• **WORK TO COMPLETE**
Which lines hold the string "xlabel"? Copy every one of them.

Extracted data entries
◆ ◆ ◆

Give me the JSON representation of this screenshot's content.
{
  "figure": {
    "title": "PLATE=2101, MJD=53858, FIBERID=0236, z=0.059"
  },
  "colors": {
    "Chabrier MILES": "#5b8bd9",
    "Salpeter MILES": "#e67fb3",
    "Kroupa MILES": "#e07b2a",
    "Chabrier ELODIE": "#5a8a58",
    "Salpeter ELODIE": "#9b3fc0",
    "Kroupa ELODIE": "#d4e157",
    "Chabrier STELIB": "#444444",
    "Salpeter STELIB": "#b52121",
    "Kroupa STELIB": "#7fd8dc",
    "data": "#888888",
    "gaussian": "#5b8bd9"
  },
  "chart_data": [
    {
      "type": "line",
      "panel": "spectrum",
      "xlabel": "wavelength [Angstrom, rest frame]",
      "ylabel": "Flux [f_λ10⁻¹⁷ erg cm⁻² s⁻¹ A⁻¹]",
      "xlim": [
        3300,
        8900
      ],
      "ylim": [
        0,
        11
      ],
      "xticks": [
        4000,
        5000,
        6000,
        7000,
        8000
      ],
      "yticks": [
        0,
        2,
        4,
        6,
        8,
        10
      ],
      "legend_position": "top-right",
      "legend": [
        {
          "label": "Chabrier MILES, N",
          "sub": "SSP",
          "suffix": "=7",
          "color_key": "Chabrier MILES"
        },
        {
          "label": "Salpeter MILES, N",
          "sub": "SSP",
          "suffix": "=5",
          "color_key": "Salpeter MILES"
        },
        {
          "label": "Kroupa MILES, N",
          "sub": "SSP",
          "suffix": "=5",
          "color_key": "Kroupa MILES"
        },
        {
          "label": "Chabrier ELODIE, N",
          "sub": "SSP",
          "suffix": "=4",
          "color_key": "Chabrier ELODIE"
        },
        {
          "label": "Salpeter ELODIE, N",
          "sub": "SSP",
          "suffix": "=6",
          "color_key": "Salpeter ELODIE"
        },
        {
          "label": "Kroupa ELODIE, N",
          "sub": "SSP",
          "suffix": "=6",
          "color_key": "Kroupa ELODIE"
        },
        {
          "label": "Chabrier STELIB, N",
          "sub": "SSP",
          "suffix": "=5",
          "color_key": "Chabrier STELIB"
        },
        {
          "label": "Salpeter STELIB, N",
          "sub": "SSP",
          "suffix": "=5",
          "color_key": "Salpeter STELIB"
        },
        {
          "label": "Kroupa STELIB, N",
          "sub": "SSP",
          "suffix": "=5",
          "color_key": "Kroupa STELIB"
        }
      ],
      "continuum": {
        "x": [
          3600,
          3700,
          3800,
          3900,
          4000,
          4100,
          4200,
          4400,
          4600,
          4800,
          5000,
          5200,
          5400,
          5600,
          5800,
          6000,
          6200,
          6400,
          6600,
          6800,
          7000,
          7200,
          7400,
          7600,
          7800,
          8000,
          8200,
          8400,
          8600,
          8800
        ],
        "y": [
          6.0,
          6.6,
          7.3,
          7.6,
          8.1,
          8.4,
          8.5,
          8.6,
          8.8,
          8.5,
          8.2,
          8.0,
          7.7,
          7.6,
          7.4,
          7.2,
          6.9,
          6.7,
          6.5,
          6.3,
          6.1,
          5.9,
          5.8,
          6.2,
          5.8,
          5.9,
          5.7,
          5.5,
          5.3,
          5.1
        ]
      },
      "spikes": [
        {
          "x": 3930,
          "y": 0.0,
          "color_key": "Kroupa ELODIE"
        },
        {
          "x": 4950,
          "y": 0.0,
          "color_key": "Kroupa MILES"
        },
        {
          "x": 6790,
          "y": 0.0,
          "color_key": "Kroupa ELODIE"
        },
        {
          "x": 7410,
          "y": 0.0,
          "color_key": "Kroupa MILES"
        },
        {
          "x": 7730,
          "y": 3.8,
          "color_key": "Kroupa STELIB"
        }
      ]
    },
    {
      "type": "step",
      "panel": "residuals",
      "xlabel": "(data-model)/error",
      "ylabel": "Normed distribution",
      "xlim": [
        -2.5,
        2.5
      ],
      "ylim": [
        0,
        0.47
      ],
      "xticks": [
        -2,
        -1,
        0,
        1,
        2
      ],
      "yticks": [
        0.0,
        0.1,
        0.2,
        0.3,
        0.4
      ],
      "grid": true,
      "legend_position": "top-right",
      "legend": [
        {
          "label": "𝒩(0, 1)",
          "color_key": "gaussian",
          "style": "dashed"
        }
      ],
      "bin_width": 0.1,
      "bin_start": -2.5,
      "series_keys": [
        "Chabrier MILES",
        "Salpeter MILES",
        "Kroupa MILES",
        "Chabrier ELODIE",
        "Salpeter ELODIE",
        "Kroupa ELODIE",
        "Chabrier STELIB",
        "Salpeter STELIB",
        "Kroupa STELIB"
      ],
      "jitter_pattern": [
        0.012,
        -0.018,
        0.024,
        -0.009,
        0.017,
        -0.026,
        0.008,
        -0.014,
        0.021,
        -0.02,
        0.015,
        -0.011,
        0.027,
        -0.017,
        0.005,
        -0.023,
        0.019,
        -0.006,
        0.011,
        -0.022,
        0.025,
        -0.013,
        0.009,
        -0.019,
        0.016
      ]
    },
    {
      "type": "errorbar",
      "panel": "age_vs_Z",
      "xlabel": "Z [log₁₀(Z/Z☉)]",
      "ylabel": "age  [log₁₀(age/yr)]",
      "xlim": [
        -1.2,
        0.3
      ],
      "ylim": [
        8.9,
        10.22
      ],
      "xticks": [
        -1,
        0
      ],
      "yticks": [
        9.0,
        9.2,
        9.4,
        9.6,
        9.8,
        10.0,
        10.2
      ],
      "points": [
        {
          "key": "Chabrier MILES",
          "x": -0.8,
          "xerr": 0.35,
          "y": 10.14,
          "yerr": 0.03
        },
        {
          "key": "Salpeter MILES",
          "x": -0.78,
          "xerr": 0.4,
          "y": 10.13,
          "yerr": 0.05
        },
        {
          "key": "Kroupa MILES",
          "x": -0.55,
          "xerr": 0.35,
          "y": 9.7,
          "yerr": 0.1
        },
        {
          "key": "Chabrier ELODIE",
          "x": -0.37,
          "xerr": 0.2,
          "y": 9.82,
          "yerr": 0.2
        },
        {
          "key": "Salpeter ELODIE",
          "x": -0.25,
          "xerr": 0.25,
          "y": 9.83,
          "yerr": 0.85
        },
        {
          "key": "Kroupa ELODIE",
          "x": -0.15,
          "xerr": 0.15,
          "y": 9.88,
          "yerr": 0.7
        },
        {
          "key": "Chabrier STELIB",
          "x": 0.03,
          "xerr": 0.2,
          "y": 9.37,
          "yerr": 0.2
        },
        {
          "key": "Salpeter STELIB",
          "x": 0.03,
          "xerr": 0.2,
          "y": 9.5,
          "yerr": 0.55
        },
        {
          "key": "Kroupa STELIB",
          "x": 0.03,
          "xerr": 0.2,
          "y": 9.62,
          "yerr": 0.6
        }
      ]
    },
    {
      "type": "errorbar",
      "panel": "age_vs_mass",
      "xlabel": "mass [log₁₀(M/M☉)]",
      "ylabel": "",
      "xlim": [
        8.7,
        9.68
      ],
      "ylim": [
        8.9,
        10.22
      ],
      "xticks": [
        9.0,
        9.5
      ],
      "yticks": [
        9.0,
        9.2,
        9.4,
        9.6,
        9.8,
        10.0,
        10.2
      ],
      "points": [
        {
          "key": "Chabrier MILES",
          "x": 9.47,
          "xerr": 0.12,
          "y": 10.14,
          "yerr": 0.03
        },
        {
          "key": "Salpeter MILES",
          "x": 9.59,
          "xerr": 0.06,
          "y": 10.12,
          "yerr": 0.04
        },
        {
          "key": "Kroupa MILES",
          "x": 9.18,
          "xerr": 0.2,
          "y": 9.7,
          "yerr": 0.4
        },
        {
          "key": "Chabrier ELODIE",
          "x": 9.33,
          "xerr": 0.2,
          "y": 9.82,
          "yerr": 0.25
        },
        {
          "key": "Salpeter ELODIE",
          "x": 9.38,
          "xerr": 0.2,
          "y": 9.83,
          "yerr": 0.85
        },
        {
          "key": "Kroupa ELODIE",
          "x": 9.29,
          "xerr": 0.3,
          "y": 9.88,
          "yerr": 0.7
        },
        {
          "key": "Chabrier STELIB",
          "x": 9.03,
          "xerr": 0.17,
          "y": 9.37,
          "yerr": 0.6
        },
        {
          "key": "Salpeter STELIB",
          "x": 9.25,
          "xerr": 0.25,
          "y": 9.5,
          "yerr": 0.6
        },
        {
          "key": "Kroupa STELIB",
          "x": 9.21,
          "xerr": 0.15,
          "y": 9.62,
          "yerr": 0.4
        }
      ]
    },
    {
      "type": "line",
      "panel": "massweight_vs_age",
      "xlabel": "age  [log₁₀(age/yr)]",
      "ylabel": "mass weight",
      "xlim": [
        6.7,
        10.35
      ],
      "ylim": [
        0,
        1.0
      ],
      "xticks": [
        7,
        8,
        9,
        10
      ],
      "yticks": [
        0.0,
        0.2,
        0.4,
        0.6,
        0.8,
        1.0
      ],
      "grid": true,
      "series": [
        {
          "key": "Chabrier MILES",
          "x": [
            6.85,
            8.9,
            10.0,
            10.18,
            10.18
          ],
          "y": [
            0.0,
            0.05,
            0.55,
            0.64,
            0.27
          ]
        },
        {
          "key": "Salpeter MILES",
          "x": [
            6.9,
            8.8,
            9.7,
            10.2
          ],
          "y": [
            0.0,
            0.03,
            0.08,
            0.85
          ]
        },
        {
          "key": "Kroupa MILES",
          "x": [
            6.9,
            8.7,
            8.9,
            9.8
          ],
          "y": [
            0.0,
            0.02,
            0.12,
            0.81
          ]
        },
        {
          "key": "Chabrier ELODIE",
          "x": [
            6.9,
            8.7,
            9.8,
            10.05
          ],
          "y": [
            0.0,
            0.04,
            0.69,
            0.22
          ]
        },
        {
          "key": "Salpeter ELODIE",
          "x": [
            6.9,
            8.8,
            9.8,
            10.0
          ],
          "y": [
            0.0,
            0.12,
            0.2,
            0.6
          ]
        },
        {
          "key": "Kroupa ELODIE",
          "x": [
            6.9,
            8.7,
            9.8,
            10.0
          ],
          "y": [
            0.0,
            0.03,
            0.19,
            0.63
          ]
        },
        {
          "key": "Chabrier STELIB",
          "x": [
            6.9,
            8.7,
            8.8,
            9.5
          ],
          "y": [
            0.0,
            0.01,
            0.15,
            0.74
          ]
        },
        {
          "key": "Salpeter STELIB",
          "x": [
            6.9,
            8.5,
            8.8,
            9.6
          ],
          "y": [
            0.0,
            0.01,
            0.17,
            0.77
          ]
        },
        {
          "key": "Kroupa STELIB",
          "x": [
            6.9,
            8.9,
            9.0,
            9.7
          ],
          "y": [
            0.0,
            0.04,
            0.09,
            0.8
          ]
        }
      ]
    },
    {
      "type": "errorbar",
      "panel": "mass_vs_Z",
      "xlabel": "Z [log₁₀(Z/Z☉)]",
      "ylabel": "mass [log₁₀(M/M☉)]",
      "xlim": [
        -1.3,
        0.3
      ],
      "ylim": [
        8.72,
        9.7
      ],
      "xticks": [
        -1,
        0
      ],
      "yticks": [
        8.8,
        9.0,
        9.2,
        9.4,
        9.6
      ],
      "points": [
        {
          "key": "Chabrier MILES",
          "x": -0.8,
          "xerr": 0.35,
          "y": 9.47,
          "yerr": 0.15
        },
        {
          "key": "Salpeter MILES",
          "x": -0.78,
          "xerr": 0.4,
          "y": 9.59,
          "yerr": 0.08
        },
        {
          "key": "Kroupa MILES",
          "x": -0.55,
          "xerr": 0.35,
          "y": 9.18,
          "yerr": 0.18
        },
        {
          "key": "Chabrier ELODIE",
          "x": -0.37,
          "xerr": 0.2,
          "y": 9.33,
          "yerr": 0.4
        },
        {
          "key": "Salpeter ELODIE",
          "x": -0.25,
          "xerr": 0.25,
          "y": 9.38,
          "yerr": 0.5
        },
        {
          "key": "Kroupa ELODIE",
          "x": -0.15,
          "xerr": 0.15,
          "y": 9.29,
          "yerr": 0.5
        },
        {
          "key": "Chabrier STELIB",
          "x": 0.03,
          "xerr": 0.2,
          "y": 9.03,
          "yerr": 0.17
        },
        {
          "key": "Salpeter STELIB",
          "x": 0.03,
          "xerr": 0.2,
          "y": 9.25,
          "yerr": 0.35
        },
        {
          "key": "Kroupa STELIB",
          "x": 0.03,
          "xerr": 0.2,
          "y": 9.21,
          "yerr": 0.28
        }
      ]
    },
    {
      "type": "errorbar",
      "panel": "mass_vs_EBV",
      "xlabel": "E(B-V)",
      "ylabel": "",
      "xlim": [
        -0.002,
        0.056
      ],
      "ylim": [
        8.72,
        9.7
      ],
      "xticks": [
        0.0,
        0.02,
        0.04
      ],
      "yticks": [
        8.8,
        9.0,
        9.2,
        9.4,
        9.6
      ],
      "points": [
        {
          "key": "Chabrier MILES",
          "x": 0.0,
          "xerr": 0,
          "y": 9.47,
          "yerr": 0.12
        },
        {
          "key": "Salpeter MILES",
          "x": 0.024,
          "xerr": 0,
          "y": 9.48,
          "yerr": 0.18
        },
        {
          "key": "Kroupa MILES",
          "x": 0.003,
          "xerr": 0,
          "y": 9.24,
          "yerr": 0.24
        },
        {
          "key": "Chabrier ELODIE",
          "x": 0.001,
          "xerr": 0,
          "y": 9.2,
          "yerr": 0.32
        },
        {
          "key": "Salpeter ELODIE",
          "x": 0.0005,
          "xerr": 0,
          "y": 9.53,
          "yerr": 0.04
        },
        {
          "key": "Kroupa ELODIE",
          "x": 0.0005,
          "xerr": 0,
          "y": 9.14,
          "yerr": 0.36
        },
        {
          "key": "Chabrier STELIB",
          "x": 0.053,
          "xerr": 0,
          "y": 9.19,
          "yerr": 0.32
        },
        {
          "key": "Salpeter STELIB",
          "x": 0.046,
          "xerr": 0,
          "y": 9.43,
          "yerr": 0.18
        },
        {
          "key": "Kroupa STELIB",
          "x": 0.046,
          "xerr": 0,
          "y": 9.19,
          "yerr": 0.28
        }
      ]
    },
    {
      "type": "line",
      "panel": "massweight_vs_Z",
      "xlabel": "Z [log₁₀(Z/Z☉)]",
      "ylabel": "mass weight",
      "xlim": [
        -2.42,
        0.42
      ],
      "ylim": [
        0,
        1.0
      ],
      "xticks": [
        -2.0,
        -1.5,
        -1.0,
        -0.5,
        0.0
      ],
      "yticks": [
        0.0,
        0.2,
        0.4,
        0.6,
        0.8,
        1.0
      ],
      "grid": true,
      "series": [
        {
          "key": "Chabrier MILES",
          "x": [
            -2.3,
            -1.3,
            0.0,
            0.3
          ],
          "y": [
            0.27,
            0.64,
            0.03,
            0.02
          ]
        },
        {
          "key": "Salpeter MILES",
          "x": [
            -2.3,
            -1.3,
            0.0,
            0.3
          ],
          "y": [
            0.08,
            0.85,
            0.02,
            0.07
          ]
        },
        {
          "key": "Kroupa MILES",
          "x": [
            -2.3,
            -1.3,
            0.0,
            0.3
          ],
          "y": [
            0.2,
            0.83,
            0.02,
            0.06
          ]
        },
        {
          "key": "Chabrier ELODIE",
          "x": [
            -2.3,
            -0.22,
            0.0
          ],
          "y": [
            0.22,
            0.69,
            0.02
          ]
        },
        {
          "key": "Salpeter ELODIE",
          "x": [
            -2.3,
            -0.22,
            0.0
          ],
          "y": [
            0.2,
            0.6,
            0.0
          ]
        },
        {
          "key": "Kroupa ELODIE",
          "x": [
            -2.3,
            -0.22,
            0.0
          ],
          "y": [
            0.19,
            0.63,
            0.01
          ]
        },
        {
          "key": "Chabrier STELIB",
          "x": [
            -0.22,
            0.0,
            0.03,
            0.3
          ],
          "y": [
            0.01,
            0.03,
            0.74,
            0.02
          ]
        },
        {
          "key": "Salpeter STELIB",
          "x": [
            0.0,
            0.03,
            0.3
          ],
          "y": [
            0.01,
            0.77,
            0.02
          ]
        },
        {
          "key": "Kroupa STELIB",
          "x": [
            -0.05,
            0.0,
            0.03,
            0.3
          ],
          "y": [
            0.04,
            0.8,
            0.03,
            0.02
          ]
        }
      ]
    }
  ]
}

◆ ◆ ◆

• **TASK RESPONSE**
      "xlabel": "wavelength [Angstrom, rest frame]",
      "xlabel": "(data-model)/error",
      "xlabel": "Z [log₁₀(Z/Z☉)]",
      "xlabel": "mass [log₁₀(M/M☉)]",
      "xlabel": "age  [log₁₀(age/yr)]",
      "xlabel": "Z [log₁₀(Z/Z☉)]",
      "xlabel": "E(B-V)",
      "xlabel": "Z [log₁₀(Z/Z☉)]",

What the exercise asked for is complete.